■ Information provided:
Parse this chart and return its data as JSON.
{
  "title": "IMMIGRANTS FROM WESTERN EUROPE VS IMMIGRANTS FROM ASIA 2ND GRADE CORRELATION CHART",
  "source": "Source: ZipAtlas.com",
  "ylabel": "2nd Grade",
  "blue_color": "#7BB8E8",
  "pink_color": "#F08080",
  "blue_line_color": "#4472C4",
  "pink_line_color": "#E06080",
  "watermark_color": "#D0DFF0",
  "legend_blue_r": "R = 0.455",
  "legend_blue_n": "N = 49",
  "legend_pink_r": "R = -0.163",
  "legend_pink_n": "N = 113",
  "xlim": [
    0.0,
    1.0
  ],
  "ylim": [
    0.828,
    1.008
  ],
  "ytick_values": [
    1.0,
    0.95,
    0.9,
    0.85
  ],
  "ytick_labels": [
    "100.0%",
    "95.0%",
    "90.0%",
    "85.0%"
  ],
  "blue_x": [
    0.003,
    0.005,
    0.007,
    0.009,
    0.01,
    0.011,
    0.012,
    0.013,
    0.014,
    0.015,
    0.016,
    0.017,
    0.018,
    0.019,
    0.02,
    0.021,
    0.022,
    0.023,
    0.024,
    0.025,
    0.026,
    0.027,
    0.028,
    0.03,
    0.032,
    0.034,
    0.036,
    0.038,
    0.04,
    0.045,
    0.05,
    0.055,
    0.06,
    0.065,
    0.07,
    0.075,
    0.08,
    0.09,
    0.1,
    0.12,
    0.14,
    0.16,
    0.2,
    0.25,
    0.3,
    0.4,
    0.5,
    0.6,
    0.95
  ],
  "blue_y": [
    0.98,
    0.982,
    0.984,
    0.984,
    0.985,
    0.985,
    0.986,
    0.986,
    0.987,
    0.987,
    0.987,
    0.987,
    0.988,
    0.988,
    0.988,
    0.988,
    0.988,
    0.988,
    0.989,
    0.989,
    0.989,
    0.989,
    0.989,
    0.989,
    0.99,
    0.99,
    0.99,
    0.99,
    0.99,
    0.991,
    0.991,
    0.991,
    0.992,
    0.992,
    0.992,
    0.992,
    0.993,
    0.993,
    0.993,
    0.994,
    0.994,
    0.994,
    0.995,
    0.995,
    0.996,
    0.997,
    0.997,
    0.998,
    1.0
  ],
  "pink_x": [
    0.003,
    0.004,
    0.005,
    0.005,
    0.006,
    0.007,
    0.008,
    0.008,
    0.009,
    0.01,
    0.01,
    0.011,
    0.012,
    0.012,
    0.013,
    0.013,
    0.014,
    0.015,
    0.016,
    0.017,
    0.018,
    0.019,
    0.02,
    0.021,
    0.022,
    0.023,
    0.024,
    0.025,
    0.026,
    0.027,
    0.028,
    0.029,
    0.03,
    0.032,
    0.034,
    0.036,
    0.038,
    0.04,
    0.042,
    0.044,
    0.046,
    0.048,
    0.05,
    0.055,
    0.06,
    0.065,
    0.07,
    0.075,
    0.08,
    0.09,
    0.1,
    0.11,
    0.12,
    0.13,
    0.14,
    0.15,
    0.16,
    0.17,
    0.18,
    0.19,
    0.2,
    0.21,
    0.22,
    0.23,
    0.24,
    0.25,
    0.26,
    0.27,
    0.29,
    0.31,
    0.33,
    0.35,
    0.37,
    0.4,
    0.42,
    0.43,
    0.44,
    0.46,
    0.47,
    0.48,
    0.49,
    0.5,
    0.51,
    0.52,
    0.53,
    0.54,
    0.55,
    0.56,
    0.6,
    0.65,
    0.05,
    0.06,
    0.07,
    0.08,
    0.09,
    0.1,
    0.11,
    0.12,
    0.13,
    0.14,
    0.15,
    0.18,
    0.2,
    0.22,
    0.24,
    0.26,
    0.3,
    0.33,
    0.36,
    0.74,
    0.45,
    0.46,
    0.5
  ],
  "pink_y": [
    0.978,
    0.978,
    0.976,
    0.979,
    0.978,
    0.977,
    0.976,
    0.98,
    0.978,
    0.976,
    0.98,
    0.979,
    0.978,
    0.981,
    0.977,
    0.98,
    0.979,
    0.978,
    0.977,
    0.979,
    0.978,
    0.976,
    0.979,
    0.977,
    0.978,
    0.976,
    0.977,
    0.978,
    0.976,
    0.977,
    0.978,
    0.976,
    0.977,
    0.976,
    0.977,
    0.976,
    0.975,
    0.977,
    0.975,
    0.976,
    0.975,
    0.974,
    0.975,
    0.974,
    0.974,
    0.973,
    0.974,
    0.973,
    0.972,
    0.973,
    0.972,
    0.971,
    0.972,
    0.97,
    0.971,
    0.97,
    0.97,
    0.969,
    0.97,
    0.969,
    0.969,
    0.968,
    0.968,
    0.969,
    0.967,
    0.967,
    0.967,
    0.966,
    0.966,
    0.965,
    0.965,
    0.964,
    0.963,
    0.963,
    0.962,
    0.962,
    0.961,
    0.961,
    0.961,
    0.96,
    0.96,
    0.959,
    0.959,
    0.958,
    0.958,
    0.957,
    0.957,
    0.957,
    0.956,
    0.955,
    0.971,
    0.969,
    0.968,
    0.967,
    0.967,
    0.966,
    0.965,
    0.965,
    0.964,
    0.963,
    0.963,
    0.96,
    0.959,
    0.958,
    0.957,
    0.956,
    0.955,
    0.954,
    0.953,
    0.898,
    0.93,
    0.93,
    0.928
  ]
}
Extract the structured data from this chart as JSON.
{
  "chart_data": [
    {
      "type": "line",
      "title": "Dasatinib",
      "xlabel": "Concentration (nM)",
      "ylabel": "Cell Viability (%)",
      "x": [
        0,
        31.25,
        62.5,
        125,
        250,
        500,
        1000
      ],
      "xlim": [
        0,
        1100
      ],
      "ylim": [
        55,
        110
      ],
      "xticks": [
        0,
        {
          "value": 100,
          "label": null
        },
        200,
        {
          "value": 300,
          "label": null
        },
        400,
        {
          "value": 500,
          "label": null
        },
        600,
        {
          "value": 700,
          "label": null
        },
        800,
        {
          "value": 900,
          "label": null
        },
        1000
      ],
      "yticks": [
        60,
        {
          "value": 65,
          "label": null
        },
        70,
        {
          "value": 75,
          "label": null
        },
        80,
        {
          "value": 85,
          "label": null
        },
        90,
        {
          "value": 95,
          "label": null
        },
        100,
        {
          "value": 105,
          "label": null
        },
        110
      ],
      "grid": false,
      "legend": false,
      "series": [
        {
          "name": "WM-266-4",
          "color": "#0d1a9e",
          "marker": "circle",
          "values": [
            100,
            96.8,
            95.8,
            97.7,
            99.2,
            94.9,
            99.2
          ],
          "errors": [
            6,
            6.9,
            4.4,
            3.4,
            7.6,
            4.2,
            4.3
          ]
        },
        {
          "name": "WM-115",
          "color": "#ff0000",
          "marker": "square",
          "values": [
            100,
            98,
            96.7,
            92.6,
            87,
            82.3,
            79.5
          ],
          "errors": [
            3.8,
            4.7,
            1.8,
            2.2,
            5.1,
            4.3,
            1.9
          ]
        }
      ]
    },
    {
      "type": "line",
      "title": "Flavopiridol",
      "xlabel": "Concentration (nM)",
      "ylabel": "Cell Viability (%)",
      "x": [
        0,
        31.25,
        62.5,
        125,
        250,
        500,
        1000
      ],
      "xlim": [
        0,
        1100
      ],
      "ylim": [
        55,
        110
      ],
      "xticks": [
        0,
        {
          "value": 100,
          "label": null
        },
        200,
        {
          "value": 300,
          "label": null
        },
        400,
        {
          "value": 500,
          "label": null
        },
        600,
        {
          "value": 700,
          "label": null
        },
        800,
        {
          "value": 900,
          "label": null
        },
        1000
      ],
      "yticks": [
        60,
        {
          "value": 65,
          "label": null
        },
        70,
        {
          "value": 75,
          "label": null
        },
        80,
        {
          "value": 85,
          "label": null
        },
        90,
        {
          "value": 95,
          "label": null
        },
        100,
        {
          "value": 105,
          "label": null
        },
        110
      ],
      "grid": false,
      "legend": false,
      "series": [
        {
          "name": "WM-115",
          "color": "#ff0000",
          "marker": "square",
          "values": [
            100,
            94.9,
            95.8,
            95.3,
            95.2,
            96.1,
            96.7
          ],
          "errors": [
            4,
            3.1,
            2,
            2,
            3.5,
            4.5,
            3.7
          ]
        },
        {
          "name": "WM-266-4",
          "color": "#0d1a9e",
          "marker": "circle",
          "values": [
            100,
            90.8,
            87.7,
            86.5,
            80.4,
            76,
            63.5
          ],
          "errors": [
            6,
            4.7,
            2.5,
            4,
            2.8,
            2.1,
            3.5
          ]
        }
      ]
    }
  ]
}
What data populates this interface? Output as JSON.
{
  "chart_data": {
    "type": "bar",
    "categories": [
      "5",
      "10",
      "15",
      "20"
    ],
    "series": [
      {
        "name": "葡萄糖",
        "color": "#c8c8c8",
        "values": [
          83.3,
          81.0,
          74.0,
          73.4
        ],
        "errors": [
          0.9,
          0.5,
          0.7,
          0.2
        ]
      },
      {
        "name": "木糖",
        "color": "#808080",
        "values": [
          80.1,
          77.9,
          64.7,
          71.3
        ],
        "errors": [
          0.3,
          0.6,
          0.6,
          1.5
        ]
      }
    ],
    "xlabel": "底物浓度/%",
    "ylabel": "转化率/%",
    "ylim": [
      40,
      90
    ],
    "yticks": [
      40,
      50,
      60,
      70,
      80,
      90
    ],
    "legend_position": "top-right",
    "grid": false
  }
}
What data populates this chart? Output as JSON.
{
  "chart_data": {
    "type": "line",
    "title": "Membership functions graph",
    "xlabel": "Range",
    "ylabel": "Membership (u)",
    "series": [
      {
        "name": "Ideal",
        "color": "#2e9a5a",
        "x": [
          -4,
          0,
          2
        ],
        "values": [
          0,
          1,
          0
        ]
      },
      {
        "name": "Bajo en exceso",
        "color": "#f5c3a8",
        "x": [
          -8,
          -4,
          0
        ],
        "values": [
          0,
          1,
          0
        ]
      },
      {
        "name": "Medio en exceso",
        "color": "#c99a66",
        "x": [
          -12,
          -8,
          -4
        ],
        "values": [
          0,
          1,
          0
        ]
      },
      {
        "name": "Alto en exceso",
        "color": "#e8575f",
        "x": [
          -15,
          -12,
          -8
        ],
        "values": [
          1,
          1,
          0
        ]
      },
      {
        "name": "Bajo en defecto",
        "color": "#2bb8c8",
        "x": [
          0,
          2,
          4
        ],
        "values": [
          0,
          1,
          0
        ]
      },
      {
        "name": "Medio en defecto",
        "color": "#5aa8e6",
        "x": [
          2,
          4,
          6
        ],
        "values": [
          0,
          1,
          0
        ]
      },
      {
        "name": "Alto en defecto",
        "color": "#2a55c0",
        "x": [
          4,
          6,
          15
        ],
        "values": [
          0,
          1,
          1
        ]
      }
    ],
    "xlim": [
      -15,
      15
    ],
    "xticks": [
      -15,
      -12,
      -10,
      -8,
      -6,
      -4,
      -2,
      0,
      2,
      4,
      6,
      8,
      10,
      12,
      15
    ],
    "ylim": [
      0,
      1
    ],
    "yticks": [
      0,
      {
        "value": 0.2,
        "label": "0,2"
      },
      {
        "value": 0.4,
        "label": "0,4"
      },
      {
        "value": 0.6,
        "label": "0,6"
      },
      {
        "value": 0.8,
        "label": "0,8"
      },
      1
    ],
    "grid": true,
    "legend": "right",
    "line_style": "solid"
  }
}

■ Exercise: Which lines of the data above contain "defecto"? Copy each one.

■ Answer to the problem:
        "name": "Bajo en defecto",
        "name": "Medio en defecto",
        "name": "Alto en defecto",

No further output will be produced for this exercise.